#### Task instructions
Present every line of the records, from the first line through the line containing "List every element" (inclusive), as a Markdown table with the columns "Row" and "Line", omitting blank lines and leaving out the pictures.
________________________
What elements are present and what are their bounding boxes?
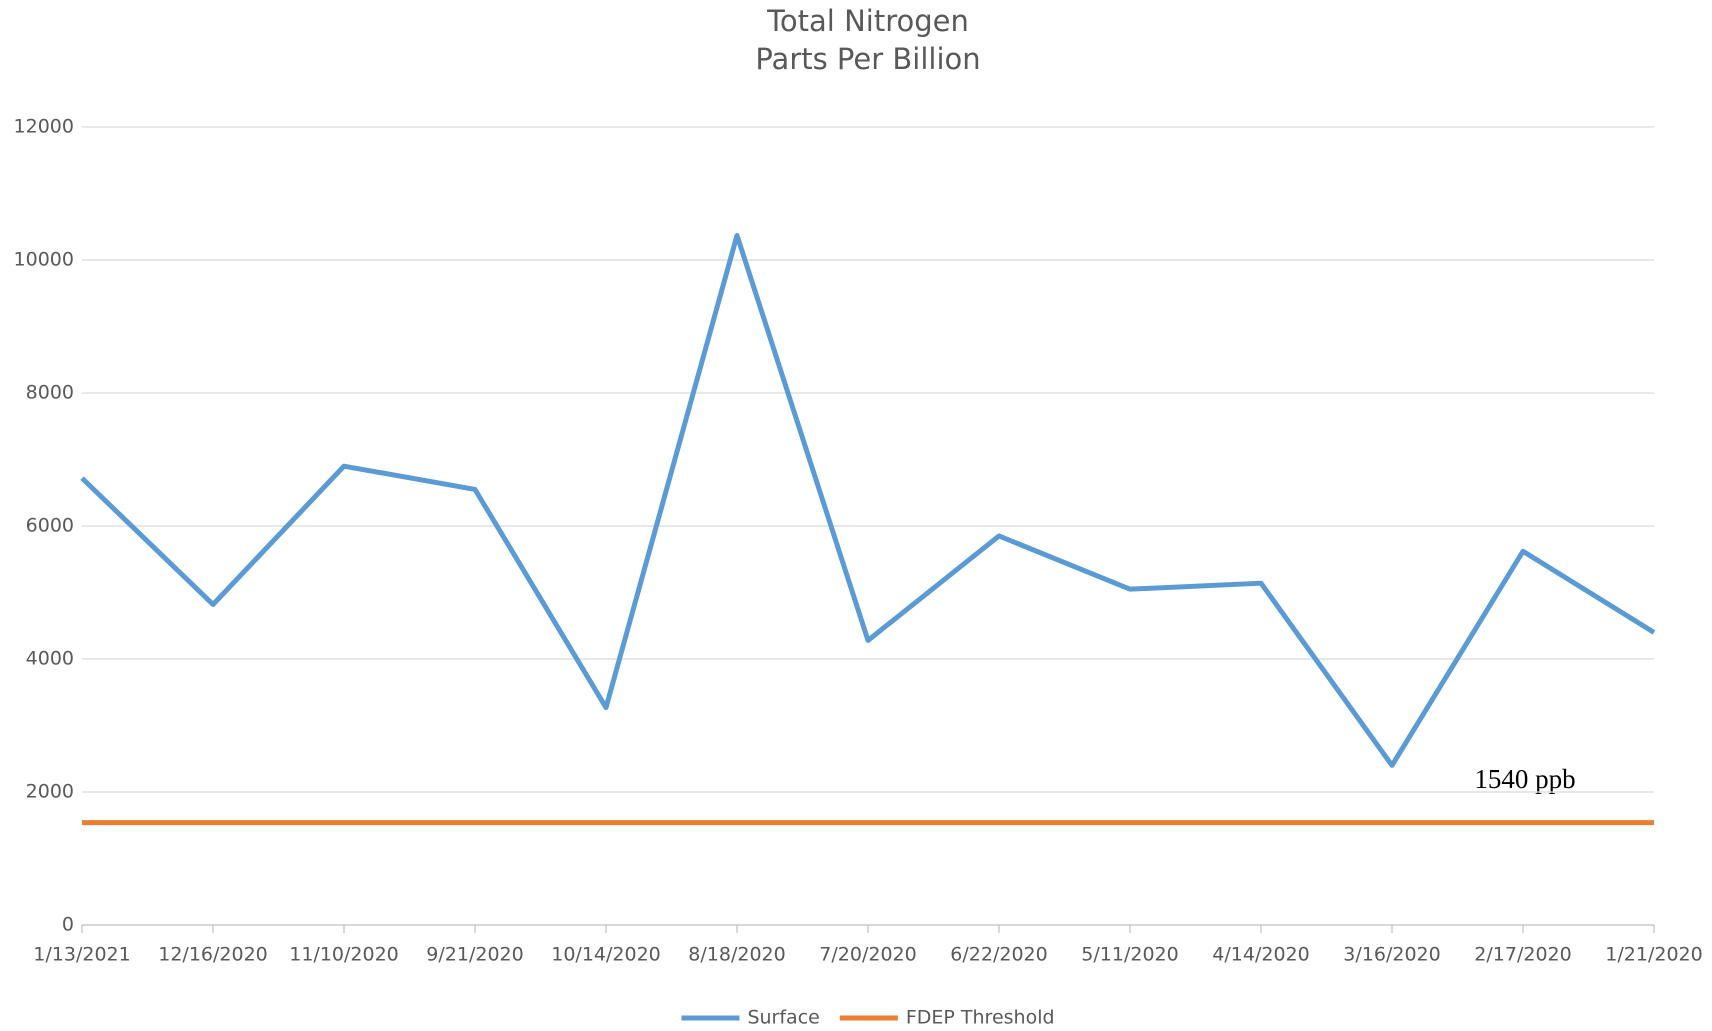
chart-title: Total Nitrogen — [766, 4, 969, 38]
x-tick-label: 2/17/2020 — [1474, 944, 1571, 966]
y-tick-label: 6000 — [26, 515, 74, 537]
y-tick-label: 4000 — [26, 648, 74, 670]
y-tick-label: 12000 — [14, 116, 74, 138]
x-tick-label: 9/21/2020 — [426, 944, 523, 966]
chart-subtitle: Parts Per Billion — [755, 42, 980, 76]
x-tick-label: 3/16/2020 — [1343, 944, 1440, 966]
x-tick-label: 7/20/2020 — [819, 944, 916, 966]
x-tick-label: 12/16/2020 — [158, 944, 268, 966]
y-tick-label: 10000 — [14, 249, 74, 271]
x-tick-label: 8/18/2020 — [688, 944, 785, 966]
legend-label: FDEP Threshold — [906, 1007, 1055, 1029]
annotation: 1540 ppb — [1474, 764, 1575, 794]
x-tick-label: 1/21/2020 — [1605, 944, 1702, 966]
x-tick-label: 11/10/2020 — [289, 944, 399, 966]
y-tick-label: 8000 — [26, 382, 74, 404]
x-tick-label: 4/14/2020 — [1212, 944, 1309, 966]
series-line — [80, 232, 1656, 768]
x-tick-label: 5/11/2020 — [1081, 944, 1178, 966]
x-tick-label: 6/22/2020 — [950, 944, 1047, 966]
legend-label: Surface — [747, 1007, 819, 1029]
y-tick-label: 2000 — [26, 781, 74, 803]
x-tick-label: 1/13/2021 — [33, 944, 130, 966]
x-tick-label: 10/14/2020 — [551, 944, 661, 966]
y-tick-label: 0 — [62, 914, 74, 936]
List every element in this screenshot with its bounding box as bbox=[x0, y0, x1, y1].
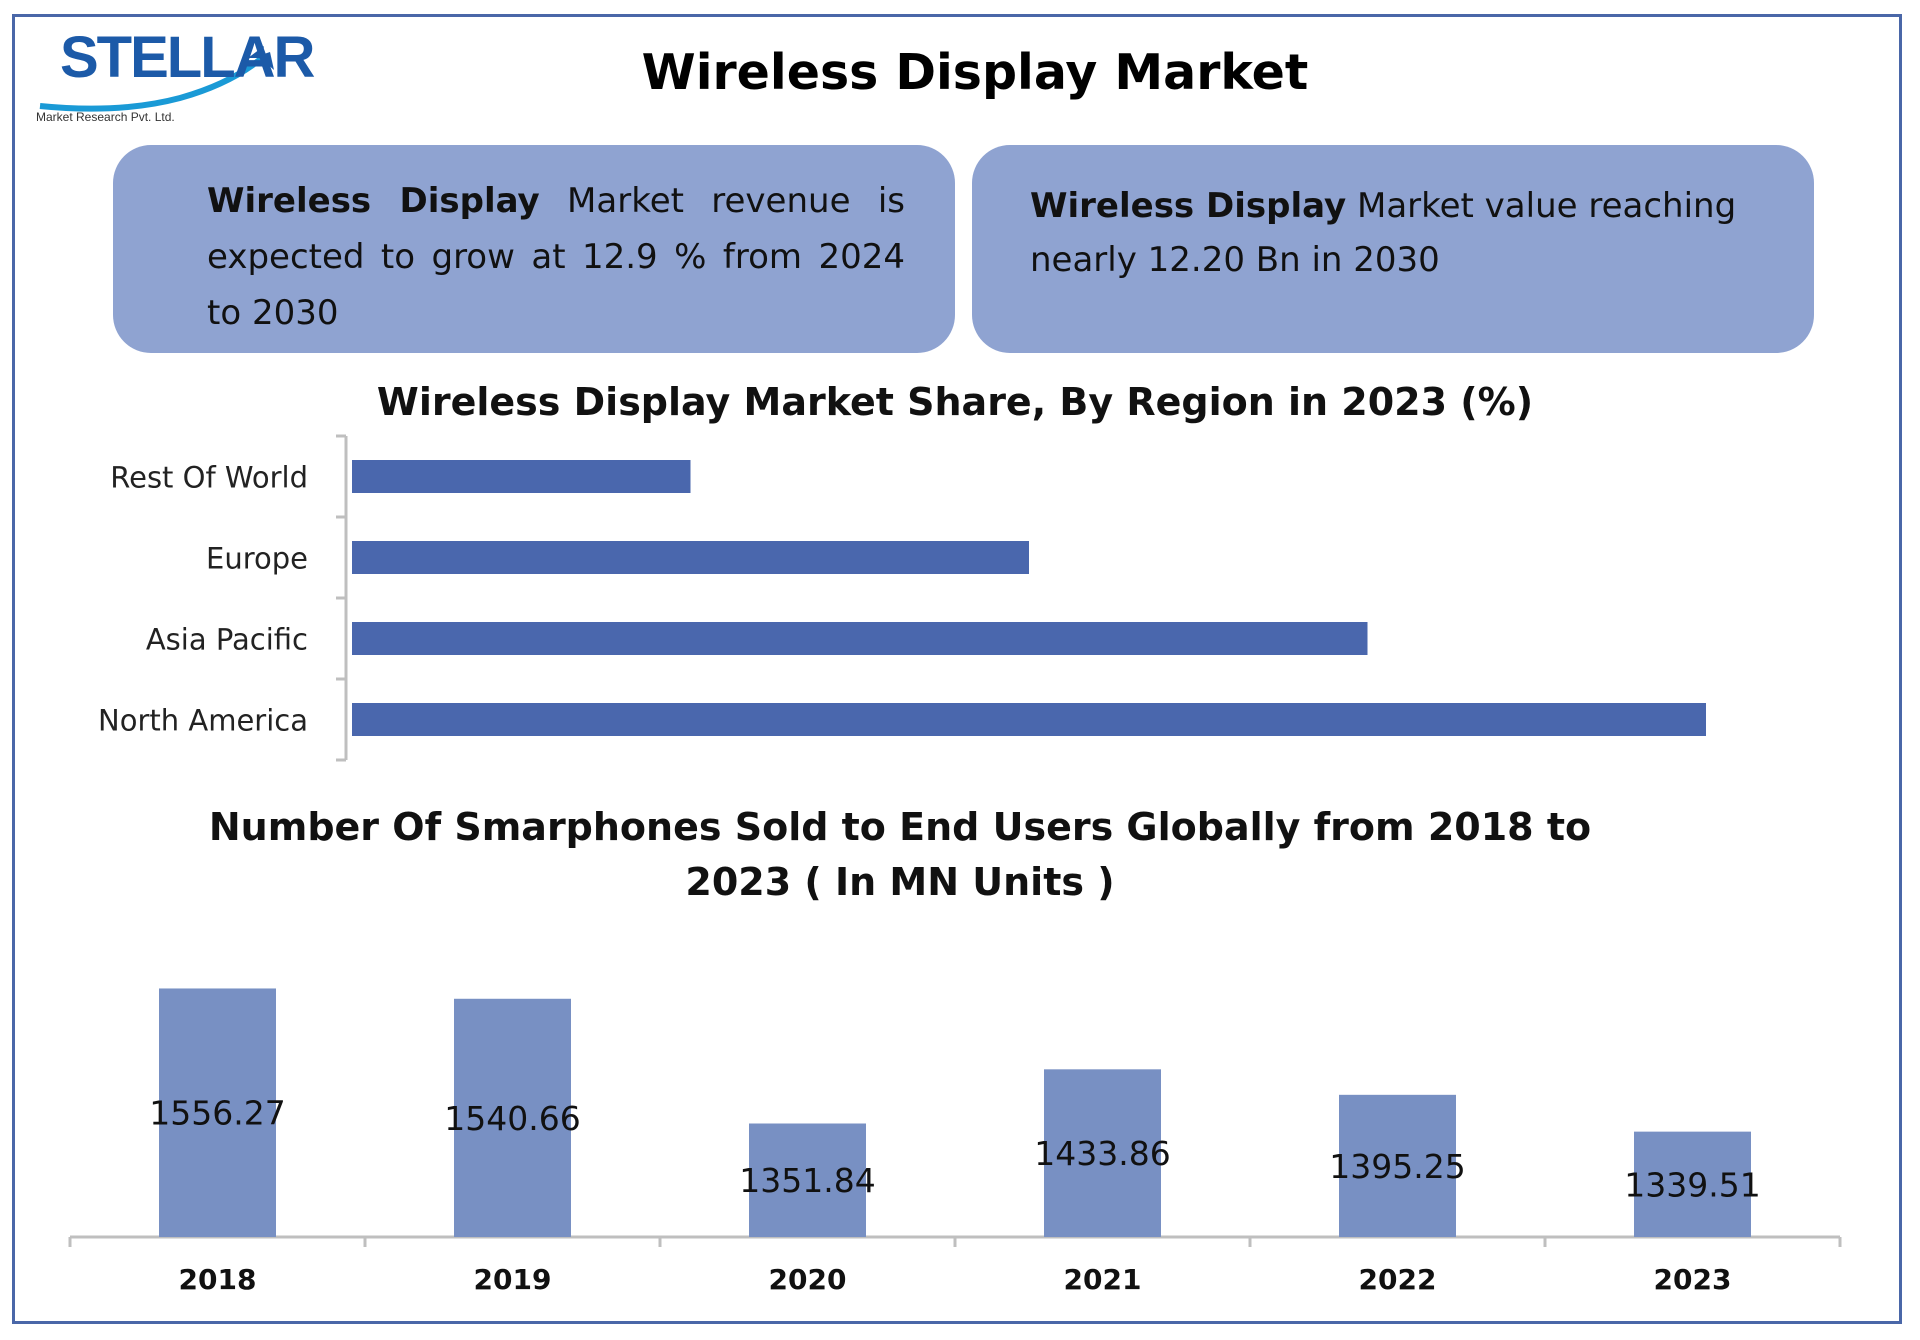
units-year-label: 2023 bbox=[1654, 1263, 1732, 1296]
units-data-label: 1351.84 bbox=[739, 1161, 875, 1200]
region-category-label: Asia Pacific bbox=[146, 623, 308, 657]
highlight-bold: Wireless Display bbox=[207, 181, 540, 221]
region-category-label: Europe bbox=[206, 542, 308, 576]
units-year-label: 2018 bbox=[179, 1263, 257, 1296]
outer-frame bbox=[12, 14, 1902, 1324]
logo-subtitle: Market Research Pvt. Ltd. bbox=[36, 110, 175, 124]
units-data-label: 1556.27 bbox=[149, 1094, 285, 1133]
units-data-label: 1395.25 bbox=[1329, 1147, 1465, 1186]
page-title: Wireless Display Market bbox=[641, 44, 1309, 101]
stellar-logo: STELLAR Market Research Pvt. Ltd. bbox=[30, 18, 315, 128]
highlight-box-value: Wireless Display Market value reaching n… bbox=[972, 145, 1814, 353]
highlight-bold: Wireless Display bbox=[1030, 186, 1347, 226]
units-data-label: 1339.51 bbox=[1624, 1165, 1760, 1204]
units-year-label: 2019 bbox=[474, 1263, 552, 1296]
region-bar bbox=[352, 703, 1706, 736]
units-year-label: 2022 bbox=[1359, 1263, 1437, 1296]
units-year-label: 2021 bbox=[1064, 1263, 1142, 1296]
highlight-text: Market revenue is expected to grow at 12… bbox=[207, 181, 905, 333]
region-chart-title: Wireless Display Market Share, By Region… bbox=[376, 380, 1534, 424]
units-bar bbox=[159, 988, 276, 1237]
units-data-label: 1433.86 bbox=[1034, 1134, 1170, 1173]
region-category-label: Rest Of World bbox=[110, 461, 308, 495]
region-category-label: North America bbox=[98, 704, 308, 738]
units-data-label: 1540.66 bbox=[444, 1099, 580, 1138]
units-bar bbox=[1044, 1069, 1161, 1237]
region-bar bbox=[352, 460, 691, 493]
logo-swoosh-icon bbox=[39, 46, 274, 112]
region-bar bbox=[352, 541, 1029, 574]
highlight-text: Market value reaching nearly 12.20 Bn in… bbox=[1030, 186, 1737, 280]
units-bar bbox=[749, 1123, 866, 1237]
units-year-label: 2020 bbox=[769, 1263, 847, 1296]
highlight-box-growth: Wireless Display Market revenue is expec… bbox=[113, 145, 955, 353]
logo-word: STELLAR bbox=[60, 25, 315, 90]
units-bar bbox=[1339, 1094, 1456, 1237]
units-bar bbox=[1634, 1131, 1751, 1237]
units-bar bbox=[454, 998, 571, 1237]
region-bar bbox=[352, 622, 1368, 655]
units-chart-title: Number Of Smarphones Sold to End Users G… bbox=[208, 805, 1592, 904]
________________________
#### Result
| Row | Line |
|---|---|
| 1 | What elements are present and what are their bounding boxes? |
| 2 | chart-title: Total Nitrogen — [766, 4, 969, 38] |
| 3 | x-tick-label: 2/17/2020 — [1474, 944, 1571, 966] |
| 4 | y-tick-label: 6000 — [26, 515, 74, 537] |
| 5 | y-tick-label: 4000 — [26, 648, 74, 670] |
| 6 | y-tick-label: 12000 — [14, 116, 74, 138] |
| 7 | x-tick-label: 9/21/2020 — [426, 944, 523, 966] |
| 8 | chart-subtitle: Parts Per Billion — [755, 42, 980, 76] |
| 9 | x-tick-label: 3/16/2020 — [1343, 944, 1440, 966] |
| 10 | x-tick-label: 7/20/2020 — [819, 944, 916, 966] |
| 11 | x-tick-label: 12/16/2020 — [158, 944, 268, 966] |
| 12 | y-tick-label: 10000 — [14, 249, 74, 271] |
| 13 | x-tick-label: 8/18/2020 — [688, 944, 785, 966] |
| 14 | legend-label: FDEP Threshold — [906, 1007, 1055, 1029] |
| 15 | annotation: 1540 ppb — [1474, 764, 1575, 794] |
| 16 | x-tick-label: 1/21/2020 — [1605, 944, 1702, 966] |
| 17 | x-tick-label: 11/10/2020 — [289, 944, 399, 966] |
| 18 | y-tick-label: 8000 — [26, 382, 74, 404] |
| 19 | x-tick-label: 4/14/2020 — [1212, 944, 1309, 966] |
| 20 | series-line — [80, 232, 1656, 768] |
| 21 | x-tick-label: 5/11/2020 — [1081, 944, 1178, 966] |
| 22 | x-tick-label: 6/22/2020 — [950, 944, 1047, 966] |
| 23 | legend-label: Surface — [747, 1007, 819, 1029] |
| 24 | y-tick-label: 2000 — [26, 781, 74, 803] |
| 25 | x-tick-label: 1/13/2021 — [33, 944, 130, 966] |
| 26 | x-tick-label: 10/14/2020 — [551, 944, 661, 966] |
| 27 | y-tick-label: 0 — [62, 914, 74, 936] |
| 28 | List every element in this screenshot with its bounding box as bbox=[x0, y0, x1, y1]. |